Dataset records
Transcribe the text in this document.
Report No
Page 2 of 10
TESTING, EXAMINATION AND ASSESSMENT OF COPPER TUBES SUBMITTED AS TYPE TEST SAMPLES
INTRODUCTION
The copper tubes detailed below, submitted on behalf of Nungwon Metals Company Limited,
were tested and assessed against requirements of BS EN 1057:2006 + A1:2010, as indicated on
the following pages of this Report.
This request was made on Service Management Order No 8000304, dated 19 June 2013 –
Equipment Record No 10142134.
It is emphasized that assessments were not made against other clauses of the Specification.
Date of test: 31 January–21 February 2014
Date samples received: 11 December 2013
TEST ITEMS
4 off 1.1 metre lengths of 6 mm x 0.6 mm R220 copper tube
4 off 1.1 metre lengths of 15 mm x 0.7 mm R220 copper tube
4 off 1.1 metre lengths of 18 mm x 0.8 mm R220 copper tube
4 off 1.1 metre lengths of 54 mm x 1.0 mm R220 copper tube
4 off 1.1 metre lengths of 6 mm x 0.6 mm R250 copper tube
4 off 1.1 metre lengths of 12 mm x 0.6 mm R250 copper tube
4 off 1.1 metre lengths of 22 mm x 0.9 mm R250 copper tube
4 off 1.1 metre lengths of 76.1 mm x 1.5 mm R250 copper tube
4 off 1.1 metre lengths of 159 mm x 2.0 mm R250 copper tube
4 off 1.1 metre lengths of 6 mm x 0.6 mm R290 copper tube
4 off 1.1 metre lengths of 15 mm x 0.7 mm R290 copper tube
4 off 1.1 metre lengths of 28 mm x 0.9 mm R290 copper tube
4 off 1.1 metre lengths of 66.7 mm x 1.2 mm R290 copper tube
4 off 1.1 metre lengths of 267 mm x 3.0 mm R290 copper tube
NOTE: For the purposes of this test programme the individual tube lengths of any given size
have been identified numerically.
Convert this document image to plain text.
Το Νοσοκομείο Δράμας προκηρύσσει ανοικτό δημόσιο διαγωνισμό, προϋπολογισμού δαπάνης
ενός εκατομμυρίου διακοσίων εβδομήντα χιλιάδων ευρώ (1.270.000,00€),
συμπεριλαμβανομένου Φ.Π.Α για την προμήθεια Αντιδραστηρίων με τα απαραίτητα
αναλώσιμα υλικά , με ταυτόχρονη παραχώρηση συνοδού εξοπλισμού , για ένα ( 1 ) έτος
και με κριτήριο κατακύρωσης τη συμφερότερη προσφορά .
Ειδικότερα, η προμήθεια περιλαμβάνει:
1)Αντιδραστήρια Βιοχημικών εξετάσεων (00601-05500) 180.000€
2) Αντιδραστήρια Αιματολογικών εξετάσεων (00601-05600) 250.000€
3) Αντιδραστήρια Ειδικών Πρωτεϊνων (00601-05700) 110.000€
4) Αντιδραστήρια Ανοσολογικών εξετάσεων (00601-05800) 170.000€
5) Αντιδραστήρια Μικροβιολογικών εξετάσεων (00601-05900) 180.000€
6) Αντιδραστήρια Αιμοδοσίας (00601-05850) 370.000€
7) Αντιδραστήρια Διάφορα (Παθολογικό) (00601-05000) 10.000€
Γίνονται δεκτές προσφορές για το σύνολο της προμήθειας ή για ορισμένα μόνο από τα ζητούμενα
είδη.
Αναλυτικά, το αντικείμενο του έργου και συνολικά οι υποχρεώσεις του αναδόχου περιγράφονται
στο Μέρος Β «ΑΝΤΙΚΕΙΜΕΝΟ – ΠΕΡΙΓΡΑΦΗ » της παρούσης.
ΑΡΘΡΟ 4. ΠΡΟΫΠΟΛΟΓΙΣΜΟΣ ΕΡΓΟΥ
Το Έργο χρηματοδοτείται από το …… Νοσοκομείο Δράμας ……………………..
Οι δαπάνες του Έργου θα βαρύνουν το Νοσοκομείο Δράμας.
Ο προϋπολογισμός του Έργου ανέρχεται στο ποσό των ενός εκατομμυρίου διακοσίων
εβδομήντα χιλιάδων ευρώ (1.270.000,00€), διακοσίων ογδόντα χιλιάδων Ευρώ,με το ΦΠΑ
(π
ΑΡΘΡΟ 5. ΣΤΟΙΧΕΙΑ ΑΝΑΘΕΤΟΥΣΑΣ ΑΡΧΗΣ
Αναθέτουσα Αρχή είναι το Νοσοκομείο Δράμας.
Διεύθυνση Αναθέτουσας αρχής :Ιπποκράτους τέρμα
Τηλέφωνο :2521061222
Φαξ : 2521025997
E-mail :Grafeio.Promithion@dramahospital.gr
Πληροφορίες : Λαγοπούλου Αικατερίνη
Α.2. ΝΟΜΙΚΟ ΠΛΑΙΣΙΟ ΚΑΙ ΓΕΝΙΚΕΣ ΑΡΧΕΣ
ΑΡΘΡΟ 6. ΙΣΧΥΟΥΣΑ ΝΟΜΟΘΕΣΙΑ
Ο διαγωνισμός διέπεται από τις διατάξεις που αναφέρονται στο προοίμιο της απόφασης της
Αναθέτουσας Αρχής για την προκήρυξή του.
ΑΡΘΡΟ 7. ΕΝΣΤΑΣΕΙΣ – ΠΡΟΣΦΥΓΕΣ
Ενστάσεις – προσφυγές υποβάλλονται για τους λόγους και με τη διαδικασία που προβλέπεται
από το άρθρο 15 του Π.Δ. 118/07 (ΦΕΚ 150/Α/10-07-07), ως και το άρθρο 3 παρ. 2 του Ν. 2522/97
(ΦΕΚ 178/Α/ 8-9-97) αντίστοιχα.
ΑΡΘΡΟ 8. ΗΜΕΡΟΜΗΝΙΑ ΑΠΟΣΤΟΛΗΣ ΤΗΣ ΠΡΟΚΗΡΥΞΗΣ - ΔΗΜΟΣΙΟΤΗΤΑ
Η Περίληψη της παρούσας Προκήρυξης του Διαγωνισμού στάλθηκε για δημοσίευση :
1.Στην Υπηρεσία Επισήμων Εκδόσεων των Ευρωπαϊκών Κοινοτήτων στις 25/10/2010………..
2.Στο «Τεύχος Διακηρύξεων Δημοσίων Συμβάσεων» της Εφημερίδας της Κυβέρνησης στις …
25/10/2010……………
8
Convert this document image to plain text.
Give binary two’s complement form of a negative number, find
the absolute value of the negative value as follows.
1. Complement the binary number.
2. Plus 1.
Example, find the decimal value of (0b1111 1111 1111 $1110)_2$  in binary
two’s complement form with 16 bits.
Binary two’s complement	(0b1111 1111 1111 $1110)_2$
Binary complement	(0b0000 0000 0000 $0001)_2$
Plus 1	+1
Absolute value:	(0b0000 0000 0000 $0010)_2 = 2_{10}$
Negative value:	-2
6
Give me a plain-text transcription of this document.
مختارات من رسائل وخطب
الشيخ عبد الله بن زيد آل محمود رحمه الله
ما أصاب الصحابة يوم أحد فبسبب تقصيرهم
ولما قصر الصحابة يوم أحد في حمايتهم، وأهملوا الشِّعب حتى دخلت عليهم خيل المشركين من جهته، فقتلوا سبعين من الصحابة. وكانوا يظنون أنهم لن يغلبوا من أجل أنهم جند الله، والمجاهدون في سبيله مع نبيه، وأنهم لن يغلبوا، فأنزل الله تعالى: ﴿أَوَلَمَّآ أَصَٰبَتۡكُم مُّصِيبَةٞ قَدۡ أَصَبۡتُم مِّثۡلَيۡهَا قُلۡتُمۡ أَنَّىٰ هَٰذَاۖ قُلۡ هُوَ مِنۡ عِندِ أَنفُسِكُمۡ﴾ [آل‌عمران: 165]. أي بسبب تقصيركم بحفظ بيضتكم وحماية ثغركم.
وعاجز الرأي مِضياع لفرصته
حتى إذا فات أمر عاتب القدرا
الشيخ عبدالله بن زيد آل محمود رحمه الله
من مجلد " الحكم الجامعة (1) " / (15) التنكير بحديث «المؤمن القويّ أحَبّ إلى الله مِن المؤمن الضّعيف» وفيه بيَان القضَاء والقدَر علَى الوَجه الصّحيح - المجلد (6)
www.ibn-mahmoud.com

WHAT THE TASK ASKS: Scan the material above for the string "Αντιδραστήρια" and return the lines that hold it.

RESULT:
1)Αντιδραστήρια Βιοχημικών εξετάσεων (00601-05500) 180.000€
2) Αντιδραστήρια Αιματολογικών εξετάσεων (00601-05600) 250.000€
3) Αντιδραστήρια Ειδικών Πρωτεϊνων (00601-05700) 110.000€
4) Αντιδραστήρια Ανοσολογικών εξετάσεων (00601-05800) 170.000€
5) Αντιδραστήρια Μικροβιολογικών εξετάσεων (00601-05900) 180.000€
6) Αντιδραστήρια Αιμοδοσίας (00601-05850) 370.000€
7) Αντιδραστήρια Διάφορα (Παθολογικό) (00601-05000) 10.000€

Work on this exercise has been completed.